What is being asked: Copy each entry as it stands, leaving nothing out.
<<<<
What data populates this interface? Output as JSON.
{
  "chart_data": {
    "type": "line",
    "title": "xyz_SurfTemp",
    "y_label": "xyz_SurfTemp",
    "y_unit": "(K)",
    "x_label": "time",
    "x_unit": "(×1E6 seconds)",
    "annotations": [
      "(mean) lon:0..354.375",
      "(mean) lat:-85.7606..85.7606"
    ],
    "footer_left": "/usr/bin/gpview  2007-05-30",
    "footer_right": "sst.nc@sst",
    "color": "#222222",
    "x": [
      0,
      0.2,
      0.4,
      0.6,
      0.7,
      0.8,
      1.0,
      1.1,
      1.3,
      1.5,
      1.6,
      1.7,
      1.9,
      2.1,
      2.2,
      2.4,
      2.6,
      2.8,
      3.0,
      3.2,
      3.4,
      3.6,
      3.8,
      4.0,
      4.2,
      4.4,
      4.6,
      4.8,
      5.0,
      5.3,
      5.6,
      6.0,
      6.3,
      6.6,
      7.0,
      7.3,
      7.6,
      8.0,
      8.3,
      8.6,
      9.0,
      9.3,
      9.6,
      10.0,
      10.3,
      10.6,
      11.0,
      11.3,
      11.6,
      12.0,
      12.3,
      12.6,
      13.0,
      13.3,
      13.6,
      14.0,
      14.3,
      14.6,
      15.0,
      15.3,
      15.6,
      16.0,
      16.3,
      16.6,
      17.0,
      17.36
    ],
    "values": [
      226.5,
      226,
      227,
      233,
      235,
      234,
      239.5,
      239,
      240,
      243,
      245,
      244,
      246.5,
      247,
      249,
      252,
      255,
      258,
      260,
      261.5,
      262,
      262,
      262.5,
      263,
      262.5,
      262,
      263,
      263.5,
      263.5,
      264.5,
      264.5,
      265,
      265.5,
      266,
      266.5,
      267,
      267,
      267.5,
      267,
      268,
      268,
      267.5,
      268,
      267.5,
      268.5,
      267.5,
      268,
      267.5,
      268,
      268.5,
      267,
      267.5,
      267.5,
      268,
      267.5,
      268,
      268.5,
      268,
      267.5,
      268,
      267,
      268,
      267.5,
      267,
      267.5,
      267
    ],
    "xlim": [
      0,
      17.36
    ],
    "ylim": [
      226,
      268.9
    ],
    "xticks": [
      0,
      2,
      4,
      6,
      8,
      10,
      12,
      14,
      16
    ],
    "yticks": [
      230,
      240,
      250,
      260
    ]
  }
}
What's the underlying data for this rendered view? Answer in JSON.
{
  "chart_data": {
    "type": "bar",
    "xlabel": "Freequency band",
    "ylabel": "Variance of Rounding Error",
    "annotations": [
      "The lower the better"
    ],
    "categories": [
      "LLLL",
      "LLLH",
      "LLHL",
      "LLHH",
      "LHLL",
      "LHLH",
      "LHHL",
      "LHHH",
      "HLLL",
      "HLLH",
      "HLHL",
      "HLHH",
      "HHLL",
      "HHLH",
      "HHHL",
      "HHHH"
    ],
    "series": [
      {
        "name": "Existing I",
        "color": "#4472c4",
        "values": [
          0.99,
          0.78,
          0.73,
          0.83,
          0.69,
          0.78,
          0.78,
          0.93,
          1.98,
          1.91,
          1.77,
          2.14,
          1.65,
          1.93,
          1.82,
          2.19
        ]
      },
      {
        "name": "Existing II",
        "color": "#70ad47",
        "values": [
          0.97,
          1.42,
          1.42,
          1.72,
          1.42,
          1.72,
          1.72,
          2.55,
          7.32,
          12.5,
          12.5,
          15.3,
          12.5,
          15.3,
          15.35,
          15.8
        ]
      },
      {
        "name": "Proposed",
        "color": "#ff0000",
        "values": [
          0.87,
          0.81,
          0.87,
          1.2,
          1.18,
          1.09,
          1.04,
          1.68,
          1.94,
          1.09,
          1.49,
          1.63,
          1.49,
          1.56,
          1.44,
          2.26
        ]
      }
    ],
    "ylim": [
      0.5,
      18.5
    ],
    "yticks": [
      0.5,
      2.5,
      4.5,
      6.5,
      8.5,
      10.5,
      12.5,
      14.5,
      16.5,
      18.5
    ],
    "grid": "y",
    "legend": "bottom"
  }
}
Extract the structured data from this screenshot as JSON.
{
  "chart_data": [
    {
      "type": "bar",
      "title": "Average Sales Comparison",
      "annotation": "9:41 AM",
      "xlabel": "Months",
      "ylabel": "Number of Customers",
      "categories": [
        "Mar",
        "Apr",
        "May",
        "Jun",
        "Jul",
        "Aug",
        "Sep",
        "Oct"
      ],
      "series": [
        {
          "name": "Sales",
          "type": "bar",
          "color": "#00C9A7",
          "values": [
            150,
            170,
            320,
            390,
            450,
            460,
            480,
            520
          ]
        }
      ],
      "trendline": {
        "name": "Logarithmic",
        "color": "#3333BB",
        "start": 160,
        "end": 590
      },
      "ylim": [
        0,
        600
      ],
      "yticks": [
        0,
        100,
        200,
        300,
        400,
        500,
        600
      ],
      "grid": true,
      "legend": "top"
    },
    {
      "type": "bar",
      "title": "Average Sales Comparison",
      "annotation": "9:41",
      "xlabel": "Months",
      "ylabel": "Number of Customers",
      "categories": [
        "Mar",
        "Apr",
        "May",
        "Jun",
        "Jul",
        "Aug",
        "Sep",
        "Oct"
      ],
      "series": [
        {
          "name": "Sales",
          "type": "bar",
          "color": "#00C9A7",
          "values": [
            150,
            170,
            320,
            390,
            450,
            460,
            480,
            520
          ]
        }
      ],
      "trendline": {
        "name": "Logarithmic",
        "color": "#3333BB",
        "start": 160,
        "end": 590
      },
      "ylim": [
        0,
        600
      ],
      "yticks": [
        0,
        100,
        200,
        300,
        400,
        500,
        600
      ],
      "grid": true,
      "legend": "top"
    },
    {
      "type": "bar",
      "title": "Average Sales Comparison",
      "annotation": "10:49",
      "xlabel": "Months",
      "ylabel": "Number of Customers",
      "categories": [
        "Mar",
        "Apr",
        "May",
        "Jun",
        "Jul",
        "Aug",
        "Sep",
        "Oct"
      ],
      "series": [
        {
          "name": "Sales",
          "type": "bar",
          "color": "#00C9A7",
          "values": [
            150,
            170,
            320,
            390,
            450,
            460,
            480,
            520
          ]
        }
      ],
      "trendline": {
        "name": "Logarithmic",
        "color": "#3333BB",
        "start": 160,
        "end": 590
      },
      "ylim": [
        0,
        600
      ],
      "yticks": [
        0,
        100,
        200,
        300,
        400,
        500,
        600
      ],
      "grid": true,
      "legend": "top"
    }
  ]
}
>>>>
The result:
What data populates this interface? Output as JSON.
{
  "chart_data": {
    "type": "line",
    "title": "xyz_SurfTemp",
    "y_label": "xyz_SurfTemp",
    "y_unit": "(K)",
    "x_label": "time",
    "x_unit": "(×1E6 seconds)",
    "annotations": [
      "(mean) lon:0..354.375",
      "(mean) lat:-85.7606..85.7606"
    ],
    "footer_left": "/usr/bin/gpview  2007-05-30",
    "footer_right": "sst.nc@sst",
    "color": "#222222",
    "x": [
      0,
      0.2,
      0.4,
      0.6,
      0.7,
      0.8,
      1.0,
      1.1,
      1.3,
      1.5,
      1.6,
      1.7,
      1.9,
      2.1,
      2.2,
      2.4,
      2.6,
      2.8,
      3.0,
      3.2,
      3.4,
      3.6,
      3.8,
      4.0,
      4.2,
      4.4,
      4.6,
      4.8,
      5.0,
      5.3,
      5.6,
      6.0,
      6.3,
      6.6,
      7.0,
      7.3,
      7.6,
      8.0,
      8.3,
      8.6,
      9.0,
      9.3,
      9.6,
      10.0,
      10.3,
      10.6,
      11.0,
      11.3,
      11.6,
      12.0,
      12.3,
      12.6,
      13.0,
      13.3,
      13.6,
      14.0,
      14.3,
      14.6,
      15.0,
      15.3,
      15.6,
      16.0,
      16.3,
      16.6,
      17.0,
      17.36
    ],
    "values": [
      226.5,
      226,
      227,
      233,
      235,
      234,
      239.5,
      239,
      240,
      243,
      245,
      244,
      246.5,
      247,
      249,
      252,
      255,
      258,
      260,
      261.5,
      262,
      262,
      262.5,
      263,
      262.5,
      262,
      263,
      263.5,
      263.5,
      264.5,
      264.5,
      265,
      265.5,
      266,
      266.5,
      267,
      267,
      267.5,
      267,
      268,
      268,
      267.5,
      268,
      267.5,
      268.5,
      267.5,
      268,
      267.5,
      268,
      268.5,
      267,
      267.5,
      267.5,
      268,
      267.5,
      268,
      268.5,
      268,
      267.5,
      268,
      267,
      268,
      267.5,
      267,
      267.5,
      267
    ],
    "xlim": [
      0,
      17.36
    ],
    "ylim": [
      226,
      268.9
    ],
    "xticks": [
      0,
      2,
      4,
      6,
      8,
      10,
      12,
      14,
      16
    ],
    "yticks": [
      230,
      240,
      250,
      260
    ]
  }
}
What's the underlying data for this rendered view? Answer in JSON.
{
  "chart_data": {
    "type": "bar",
    "xlabel": "Freequency band",
    "ylabel": "Variance of Rounding Error",
    "annotations": [
      "The lower the better"
    ],
    "categories": [
      "LLLL",
      "LLLH",
      "LLHL",
      "LLHH",
      "LHLL",
      "LHLH",
      "LHHL",
      "LHHH",
      "HLLL",
      "HLLH",
      "HLHL",
      "HLHH",
      "HHLL",
      "HHLH",
      "HHHL",
      "HHHH"
    ],
    "series": [
      {
        "name": "Existing I",
        "color": "#4472c4",
        "values": [
          0.99,
          0.78,
          0.73,
          0.83,
          0.69,
          0.78,
          0.78,
          0.93,
          1.98,
          1.91,
          1.77,
          2.14,
          1.65,
          1.93,
          1.82,
          2.19
        ]
      },
      {
        "name": "Existing II",
        "color": "#70ad47",
        "values": [
          0.97,
          1.42,
          1.42,
          1.72,
          1.42,
          1.72,
          1.72,
          2.55,
          7.32,
          12.5,
          12.5,
          15.3,
          12.5,
          15.3,
          15.35,
          15.8
        ]
      },
      {
        "name": "Proposed",
        "color": "#ff0000",
        "values": [
          0.87,
          0.81,
          0.87,
          1.2,
          1.18,
          1.09,
          1.04,
          1.68,
          1.94,
          1.09,
          1.49,
          1.63,
          1.49,
          1.56,
          1.44,
          2.26
        ]
      }
    ],
    "ylim": [
      0.5,
      18.5
    ],
    "yticks": [
      0.5,
      2.5,
      4.5,
      6.5,
      8.5,
      10.5,
      12.5,
      14.5,
      16.5,
      18.5
    ],
    "grid": "y",
    "legend": "bottom"
  }
}
Extract the structured data from this screenshot as JSON.
{
  "chart_data": [
    {
      "type": "bar",
      "title": "Average Sales Comparison",
      "annotation": "9:41 AM",
      "xlabel": "Months",
      "ylabel": "Number of Customers",
      "categories": [
        "Mar",
        "Apr",
        "May",
        "Jun",
        "Jul",
        "Aug",
        "Sep",
        "Oct"
      ],
      "series": [
        {
          "name": "Sales",
          "type": "bar",
          "color": "#00C9A7",
          "values": [
            150,
            170,
            320,
            390,
            450,
            460,
            480,
            520
          ]
        }
      ],
      "trendline": {
        "name": "Logarithmic",
        "color": "#3333BB",
        "start": 160,
        "end": 590
      },
      "ylim": [
        0,
        600
      ],
      "yticks": [
        0,
        100,
        200,
        300,
        400,
        500,
        600
      ],
      "grid": true,
      "legend": "top"
    },
    {
      "type": "bar",
      "title": "Average Sales Comparison",
      "annotation": "9:41",
      "xlabel": "Months",
      "ylabel": "Number of Customers",
      "categories": [
        "Mar",
        "Apr",
        "May",
        "Jun",
        "Jul",
        "Aug",
        "Sep",
        "Oct"
      ],
      "series": [
        {
          "name": "Sales",
          "type": "bar",
          "color": "#00C9A7",
          "values": [
            150,
            170,
            320,
            390,
            450,
            460,
            480,
            520
          ]
        }
      ],
      "trendline": {
        "name": "Logarithmic",
        "color": "#3333BB",
        "start": 160,
        "end": 590
      },
      "ylim": [
        0,
        600
      ],
      "yticks": [
        0,
        100,
        200,
        300,
        400,
        500,
        600
      ],
      "grid": true,
      "legend": "top"
    },
    {
      "type": "bar",
      "title": "Average Sales Comparison",
      "annotation": "10:49",
      "xlabel": "Months",
      "ylabel": "Number of Customers",
      "categories": [
        "Mar",
        "Apr",
        "May",
        "Jun",
        "Jul",
        "Aug",
        "Sep",
        "Oct"
      ],
      "series": [
        {
          "name": "Sales",
          "type": "bar",
          "color": "#00C9A7",
          "values": [
            150,
            170,
            320,
            390,
            450,
            460,
            480,
            520
          ]
        }
      ],
      "trendline": {
        "name": "Logarithmic",
        "color": "#3333BB",
        "start": 160,
        "end": 590
      },
      "ylim": [
        0,
        600
      ],
      "yticks": [
        0,
        100,
        200,
        300,
        400,
        500,
        600
      ],
      "grid": true,
      "legend": "top"
    }
  ]
}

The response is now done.